== Problem to solve ==
Output the full listing word for word.

== Data for processing ==
※
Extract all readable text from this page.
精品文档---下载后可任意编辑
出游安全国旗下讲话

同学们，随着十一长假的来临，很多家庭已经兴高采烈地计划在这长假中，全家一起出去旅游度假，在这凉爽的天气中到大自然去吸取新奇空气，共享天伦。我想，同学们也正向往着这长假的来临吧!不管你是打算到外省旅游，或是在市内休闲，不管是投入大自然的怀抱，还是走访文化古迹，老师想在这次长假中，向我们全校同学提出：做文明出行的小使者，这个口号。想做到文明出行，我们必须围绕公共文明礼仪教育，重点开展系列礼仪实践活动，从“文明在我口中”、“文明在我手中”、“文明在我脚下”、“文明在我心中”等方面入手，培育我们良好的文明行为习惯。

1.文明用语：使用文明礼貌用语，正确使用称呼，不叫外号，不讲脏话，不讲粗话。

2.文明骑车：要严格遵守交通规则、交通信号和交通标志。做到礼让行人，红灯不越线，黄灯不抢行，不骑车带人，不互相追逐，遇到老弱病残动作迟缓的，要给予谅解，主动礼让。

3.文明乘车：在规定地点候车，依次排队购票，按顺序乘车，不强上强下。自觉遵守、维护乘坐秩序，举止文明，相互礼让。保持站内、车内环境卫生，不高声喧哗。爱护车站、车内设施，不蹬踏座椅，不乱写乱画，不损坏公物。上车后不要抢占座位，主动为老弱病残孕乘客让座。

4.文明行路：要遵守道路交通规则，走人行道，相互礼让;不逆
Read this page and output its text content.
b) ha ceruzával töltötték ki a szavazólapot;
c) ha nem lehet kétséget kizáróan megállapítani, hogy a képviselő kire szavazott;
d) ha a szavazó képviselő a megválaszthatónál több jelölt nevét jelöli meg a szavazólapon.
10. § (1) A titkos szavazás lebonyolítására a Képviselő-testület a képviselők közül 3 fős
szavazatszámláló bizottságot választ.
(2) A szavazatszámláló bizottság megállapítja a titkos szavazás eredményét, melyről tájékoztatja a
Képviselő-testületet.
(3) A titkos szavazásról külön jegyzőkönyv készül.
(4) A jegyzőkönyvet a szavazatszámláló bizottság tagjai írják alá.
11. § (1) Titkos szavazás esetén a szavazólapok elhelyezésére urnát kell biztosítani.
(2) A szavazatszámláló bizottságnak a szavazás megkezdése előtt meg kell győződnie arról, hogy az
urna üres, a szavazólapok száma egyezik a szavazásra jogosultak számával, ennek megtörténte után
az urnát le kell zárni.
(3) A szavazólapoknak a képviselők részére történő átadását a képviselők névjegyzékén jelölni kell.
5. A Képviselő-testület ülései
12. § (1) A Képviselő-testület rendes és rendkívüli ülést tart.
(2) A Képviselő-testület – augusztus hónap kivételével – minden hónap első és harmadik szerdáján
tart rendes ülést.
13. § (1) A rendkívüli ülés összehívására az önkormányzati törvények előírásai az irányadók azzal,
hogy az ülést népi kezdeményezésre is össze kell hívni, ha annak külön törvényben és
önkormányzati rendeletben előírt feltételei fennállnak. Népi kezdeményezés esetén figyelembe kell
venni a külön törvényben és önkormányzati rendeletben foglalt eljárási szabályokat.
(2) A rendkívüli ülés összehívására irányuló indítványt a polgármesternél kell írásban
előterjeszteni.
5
※
== Result of the task ==
Extract all readable text from this page.
精品文档---下载后可任意编辑
出游安全国旗下讲话

同学们，随着十一长假的来临，很多家庭已经兴高采烈地计划在这长假中，全家一起出去旅游度假，在这凉爽的天气中到大自然去吸取新奇空气，共享天伦。我想，同学们也正向往着这长假的来临吧!不管你是打算到外省旅游，或是在市内休闲，不管是投入大自然的怀抱，还是走访文化古迹，老师想在这次长假中，向我们全校同学提出：做文明出行的小使者，这个口号。想做到文明出行，我们必须围绕公共文明礼仪教育，重点开展系列礼仪实践活动，从“文明在我口中”、“文明在我手中”、“文明在我脚下”、“文明在我心中”等方面入手，培育我们良好的文明行为习惯。

1.文明用语：使用文明礼貌用语，正确使用称呼，不叫外号，不讲脏话，不讲粗话。

2.文明骑车：要严格遵守交通规则、交通信号和交通标志。做到礼让行人，红灯不越线，黄灯不抢行，不骑车带人，不互相追逐，遇到老弱病残动作迟缓的，要给予谅解，主动礼让。

3.文明乘车：在规定地点候车，依次排队购票，按顺序乘车，不强上强下。自觉遵守、维护乘坐秩序，举止文明，相互礼让。保持站内、车内环境卫生，不高声喧哗。爱护车站、车内设施，不蹬踏座椅，不乱写乱画，不损坏公物。上车后不要抢占座位，主动为老弱病残孕乘客让座。

4.文明行路：要遵守道路交通规则，走人行道，相互礼让;不逆
Read this page and output its text content.
b) ha ceruzával töltötték ki a szavazólapot;
c) ha nem lehet kétséget kizáróan megállapítani, hogy a képviselő kire szavazott;
d) ha a szavazó képviselő a megválaszthatónál több jelölt nevét jelöli meg a szavazólapon.
10. § (1) A titkos szavazás lebonyolítására a Képviselő-testület a képviselők közül 3 fős
szavazatszámláló bizottságot választ.
(2) A szavazatszámláló bizottság megállapítja a titkos szavazás eredményét, melyről tájékoztatja a
Képviselő-testületet.
(3) A titkos szavazásról külön jegyzőkönyv készül.
(4) A jegyzőkönyvet a szavazatszámláló bizottság tagjai írják alá.
11. § (1) Titkos szavazás esetén a szavazólapok elhelyezésére urnát kell biztosítani.
(2) A szavazatszámláló bizottságnak a szavazás megkezdése előtt meg kell győződnie arról, hogy az
urna üres, a szavazólapok száma egyezik a szavazásra jogosultak számával, ennek megtörténte után
az urnát le kell zárni.
(3) A szavazólapoknak a képviselők részére történő átadását a képviselők névjegyzékén jelölni kell.
5. A Képviselő-testület ülései
12. § (1) A Képviselő-testület rendes és rendkívüli ülést tart.
(2) A Képviselő-testület – augusztus hónap kivételével – minden hónap első és harmadik szerdáján
tart rendes ülést.
13. § (1) A rendkívüli ülés összehívására az önkormányzati törvények előírásai az irányadók azzal,
hogy az ülést népi kezdeményezésre is össze kell hívni, ha annak külön törvényben és
önkormányzati rendeletben előírt feltételei fennállnak. Népi kezdeményezés esetén figyelembe kell
venni a külön törvényben és önkormányzati rendeletben foglalt eljárási szabályokat.
(2) A rendkívüli ülés összehívására irányuló indítványt a polgármesternél kell írásban
előterjeszteni.
5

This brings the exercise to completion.